======== Source data

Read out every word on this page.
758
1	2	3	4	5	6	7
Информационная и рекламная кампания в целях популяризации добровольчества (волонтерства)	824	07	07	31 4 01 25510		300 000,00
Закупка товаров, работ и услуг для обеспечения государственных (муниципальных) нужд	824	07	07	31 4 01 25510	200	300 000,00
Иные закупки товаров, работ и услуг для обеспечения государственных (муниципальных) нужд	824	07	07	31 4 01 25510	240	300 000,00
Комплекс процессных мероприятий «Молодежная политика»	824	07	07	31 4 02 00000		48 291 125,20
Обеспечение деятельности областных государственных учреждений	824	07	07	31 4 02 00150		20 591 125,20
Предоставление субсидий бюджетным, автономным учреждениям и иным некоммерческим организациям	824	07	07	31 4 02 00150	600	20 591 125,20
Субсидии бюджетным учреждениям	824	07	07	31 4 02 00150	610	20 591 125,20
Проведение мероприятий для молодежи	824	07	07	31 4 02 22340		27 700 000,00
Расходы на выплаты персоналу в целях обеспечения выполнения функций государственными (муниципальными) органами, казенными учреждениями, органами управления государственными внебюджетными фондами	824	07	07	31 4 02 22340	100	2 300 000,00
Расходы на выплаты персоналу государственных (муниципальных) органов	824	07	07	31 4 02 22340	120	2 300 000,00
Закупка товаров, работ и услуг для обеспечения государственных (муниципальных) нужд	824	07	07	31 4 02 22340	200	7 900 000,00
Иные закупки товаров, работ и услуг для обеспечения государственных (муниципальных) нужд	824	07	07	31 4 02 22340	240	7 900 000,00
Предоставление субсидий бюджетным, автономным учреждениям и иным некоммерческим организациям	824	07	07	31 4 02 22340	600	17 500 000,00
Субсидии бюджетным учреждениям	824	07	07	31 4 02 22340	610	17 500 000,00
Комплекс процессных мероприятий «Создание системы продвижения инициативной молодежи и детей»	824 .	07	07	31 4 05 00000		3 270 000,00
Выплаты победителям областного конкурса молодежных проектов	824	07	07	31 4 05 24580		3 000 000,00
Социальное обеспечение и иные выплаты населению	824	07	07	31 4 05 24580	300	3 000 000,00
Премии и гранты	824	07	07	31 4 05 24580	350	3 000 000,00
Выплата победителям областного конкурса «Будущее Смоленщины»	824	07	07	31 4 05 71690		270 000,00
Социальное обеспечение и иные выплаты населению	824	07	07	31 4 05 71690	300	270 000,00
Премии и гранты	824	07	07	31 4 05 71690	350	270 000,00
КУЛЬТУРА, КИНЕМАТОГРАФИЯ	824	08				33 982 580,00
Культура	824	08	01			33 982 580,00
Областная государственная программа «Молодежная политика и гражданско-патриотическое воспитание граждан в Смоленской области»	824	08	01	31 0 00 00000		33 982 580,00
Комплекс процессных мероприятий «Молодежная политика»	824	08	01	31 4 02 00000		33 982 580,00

================

== Requirements ==
Identify all lines where the word "Субсидии" shows up. Copy them.

== Result for this exercise ==
Субсидии бюджетным учреждениям	824	07	07	31 4 02 00150	610	20 591 125,20
Субсидии бюджетным учреждениям	824	07	07	31 4 02 22340	610	17 500 000,00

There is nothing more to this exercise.